RAW DATA:
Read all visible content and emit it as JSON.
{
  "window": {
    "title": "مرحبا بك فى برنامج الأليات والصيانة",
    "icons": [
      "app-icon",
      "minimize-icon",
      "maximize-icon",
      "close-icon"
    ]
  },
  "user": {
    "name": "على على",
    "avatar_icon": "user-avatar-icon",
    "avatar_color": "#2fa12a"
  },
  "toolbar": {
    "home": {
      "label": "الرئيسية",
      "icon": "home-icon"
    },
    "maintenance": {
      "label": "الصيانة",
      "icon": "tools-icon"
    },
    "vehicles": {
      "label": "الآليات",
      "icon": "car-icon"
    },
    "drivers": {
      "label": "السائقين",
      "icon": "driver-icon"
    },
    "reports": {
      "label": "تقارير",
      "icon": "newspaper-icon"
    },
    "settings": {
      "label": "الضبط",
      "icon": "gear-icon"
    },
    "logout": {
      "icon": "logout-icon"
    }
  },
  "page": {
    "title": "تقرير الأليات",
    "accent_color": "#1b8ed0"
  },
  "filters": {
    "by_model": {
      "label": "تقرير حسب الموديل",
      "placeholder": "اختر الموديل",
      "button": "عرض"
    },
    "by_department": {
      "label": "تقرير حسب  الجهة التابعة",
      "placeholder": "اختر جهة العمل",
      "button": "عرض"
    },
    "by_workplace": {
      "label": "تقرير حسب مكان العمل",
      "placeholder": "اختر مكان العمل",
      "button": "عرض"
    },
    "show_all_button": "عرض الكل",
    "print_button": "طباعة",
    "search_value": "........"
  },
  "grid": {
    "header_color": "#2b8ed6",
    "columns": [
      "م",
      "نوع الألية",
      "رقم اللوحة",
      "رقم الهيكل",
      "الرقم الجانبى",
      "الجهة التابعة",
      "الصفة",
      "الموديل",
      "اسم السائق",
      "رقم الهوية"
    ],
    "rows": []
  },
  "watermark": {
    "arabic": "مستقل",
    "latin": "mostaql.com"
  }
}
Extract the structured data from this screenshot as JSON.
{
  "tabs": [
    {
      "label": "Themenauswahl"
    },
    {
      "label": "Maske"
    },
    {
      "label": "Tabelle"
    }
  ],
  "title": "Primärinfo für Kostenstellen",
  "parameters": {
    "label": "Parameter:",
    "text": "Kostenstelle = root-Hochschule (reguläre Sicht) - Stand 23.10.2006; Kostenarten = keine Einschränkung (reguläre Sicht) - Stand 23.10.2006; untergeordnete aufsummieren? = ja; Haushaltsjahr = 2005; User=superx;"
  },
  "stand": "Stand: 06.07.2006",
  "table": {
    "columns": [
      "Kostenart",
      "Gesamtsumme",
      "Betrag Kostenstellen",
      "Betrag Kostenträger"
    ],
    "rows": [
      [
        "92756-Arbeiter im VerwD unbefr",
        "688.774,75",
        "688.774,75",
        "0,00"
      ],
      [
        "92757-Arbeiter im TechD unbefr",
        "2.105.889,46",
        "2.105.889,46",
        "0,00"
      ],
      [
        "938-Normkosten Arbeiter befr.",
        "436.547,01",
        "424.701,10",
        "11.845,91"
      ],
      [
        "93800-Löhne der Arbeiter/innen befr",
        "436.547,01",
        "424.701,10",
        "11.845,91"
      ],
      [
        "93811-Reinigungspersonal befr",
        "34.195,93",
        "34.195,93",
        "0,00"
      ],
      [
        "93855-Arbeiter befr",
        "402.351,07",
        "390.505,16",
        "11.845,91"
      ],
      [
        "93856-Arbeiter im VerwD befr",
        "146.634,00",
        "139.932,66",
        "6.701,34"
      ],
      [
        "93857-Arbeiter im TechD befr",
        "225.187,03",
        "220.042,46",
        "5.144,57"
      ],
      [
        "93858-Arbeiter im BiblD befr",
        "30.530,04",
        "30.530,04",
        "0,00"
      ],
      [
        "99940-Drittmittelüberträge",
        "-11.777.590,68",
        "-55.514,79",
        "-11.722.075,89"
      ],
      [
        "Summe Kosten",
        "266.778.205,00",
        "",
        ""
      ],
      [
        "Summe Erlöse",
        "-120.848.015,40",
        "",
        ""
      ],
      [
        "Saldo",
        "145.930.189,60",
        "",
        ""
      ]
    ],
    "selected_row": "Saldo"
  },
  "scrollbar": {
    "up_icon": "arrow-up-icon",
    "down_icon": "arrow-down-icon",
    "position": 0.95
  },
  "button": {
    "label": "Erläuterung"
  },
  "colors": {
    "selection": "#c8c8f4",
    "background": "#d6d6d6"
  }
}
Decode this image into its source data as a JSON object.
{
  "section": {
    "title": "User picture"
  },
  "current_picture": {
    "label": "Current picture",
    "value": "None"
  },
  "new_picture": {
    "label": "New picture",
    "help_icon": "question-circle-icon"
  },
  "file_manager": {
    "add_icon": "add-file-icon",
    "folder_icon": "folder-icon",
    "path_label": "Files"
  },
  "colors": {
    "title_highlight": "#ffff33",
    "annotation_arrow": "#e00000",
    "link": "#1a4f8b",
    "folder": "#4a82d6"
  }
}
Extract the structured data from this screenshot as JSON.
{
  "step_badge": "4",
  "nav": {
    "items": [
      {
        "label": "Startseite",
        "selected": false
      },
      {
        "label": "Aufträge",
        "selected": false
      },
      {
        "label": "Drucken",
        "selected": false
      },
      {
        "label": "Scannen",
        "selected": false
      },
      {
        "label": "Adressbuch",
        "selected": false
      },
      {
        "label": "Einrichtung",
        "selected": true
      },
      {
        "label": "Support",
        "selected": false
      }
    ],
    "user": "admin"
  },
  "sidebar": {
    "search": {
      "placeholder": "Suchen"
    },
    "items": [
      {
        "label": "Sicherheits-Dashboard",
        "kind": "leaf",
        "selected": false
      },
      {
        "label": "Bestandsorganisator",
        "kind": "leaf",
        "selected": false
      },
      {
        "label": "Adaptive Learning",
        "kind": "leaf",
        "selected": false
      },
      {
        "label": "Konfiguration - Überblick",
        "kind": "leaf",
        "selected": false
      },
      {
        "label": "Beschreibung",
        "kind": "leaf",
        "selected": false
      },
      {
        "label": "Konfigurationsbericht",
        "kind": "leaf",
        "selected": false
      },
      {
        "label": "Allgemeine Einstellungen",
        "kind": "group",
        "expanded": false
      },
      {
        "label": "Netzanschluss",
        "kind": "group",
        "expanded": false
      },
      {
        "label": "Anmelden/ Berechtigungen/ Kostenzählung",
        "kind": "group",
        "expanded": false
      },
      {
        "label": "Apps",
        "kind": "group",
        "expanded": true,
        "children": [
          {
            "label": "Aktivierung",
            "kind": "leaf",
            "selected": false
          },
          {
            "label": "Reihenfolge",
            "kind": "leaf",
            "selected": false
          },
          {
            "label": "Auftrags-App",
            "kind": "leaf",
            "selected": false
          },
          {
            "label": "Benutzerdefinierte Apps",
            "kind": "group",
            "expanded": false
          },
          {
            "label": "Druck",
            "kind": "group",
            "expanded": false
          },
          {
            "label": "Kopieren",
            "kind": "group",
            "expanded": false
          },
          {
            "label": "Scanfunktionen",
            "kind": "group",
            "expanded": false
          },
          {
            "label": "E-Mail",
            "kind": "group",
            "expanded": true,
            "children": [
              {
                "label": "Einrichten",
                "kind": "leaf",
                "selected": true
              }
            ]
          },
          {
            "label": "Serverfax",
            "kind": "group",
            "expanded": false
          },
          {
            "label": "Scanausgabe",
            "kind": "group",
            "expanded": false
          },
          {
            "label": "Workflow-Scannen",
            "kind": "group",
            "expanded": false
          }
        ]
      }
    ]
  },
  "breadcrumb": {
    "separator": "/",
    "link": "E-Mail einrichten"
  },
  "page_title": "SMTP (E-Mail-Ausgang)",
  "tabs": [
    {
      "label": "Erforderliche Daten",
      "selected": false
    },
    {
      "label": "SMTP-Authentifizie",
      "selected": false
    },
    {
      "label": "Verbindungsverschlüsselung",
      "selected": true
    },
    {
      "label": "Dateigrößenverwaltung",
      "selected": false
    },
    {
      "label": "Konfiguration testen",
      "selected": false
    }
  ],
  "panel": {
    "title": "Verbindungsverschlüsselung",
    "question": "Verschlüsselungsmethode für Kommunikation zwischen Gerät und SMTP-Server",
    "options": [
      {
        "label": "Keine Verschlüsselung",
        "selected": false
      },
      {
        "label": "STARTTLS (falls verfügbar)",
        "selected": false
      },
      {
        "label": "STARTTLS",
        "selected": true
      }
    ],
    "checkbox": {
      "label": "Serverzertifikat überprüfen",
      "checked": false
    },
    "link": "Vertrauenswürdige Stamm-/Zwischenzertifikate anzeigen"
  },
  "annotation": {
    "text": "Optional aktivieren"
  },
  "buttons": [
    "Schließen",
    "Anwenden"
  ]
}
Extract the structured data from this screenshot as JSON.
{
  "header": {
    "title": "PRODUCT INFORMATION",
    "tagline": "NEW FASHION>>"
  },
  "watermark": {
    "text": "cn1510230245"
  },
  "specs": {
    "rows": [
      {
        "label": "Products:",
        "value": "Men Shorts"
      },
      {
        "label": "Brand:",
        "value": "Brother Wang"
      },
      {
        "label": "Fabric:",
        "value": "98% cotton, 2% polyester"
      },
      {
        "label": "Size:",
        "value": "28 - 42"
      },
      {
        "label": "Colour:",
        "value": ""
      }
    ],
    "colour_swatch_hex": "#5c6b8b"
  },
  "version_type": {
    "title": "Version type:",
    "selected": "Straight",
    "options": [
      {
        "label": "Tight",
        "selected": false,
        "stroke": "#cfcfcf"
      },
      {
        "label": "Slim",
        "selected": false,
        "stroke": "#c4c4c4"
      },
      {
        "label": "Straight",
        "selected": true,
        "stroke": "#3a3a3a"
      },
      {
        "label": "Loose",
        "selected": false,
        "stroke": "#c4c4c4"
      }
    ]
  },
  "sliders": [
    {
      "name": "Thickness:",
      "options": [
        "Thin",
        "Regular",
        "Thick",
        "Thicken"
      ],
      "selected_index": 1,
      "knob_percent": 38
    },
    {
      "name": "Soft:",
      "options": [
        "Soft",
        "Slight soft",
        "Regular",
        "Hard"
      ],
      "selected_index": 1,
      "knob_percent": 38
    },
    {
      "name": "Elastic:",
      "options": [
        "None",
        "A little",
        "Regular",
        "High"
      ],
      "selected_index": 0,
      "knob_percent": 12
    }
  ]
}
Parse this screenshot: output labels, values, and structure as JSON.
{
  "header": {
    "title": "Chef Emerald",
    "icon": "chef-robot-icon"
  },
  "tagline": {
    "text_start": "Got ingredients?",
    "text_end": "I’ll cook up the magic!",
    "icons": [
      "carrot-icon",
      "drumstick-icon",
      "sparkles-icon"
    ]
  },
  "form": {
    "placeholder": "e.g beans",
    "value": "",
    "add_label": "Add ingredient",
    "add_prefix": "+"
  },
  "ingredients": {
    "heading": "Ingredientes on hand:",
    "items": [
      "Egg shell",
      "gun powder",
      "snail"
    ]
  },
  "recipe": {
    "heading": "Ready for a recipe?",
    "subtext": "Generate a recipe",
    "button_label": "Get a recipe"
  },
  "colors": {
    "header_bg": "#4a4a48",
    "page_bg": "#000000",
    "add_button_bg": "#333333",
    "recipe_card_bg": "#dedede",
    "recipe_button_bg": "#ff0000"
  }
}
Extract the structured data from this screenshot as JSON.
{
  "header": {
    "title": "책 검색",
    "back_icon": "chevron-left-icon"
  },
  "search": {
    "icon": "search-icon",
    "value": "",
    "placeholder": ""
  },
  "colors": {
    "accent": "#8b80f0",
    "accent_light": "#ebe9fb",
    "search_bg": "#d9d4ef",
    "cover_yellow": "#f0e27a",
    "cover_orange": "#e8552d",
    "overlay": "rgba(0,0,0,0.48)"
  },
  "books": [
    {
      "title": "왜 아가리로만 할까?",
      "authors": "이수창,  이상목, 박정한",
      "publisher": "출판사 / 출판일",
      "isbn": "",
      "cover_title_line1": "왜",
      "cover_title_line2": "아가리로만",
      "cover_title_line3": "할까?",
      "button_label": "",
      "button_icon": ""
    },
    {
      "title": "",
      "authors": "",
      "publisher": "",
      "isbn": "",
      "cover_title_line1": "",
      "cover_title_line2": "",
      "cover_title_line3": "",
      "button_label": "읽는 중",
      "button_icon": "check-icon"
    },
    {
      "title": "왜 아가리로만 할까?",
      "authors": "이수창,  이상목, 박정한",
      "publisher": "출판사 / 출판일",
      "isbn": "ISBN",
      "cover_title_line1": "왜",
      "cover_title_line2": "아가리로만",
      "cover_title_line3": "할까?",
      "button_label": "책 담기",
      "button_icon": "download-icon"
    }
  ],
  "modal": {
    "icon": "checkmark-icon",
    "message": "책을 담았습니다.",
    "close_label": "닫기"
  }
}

TASK OBJECTIVE: Count how many lines above include the word "مكان" and answer with that figure only.

WRITTEN REPLY: 2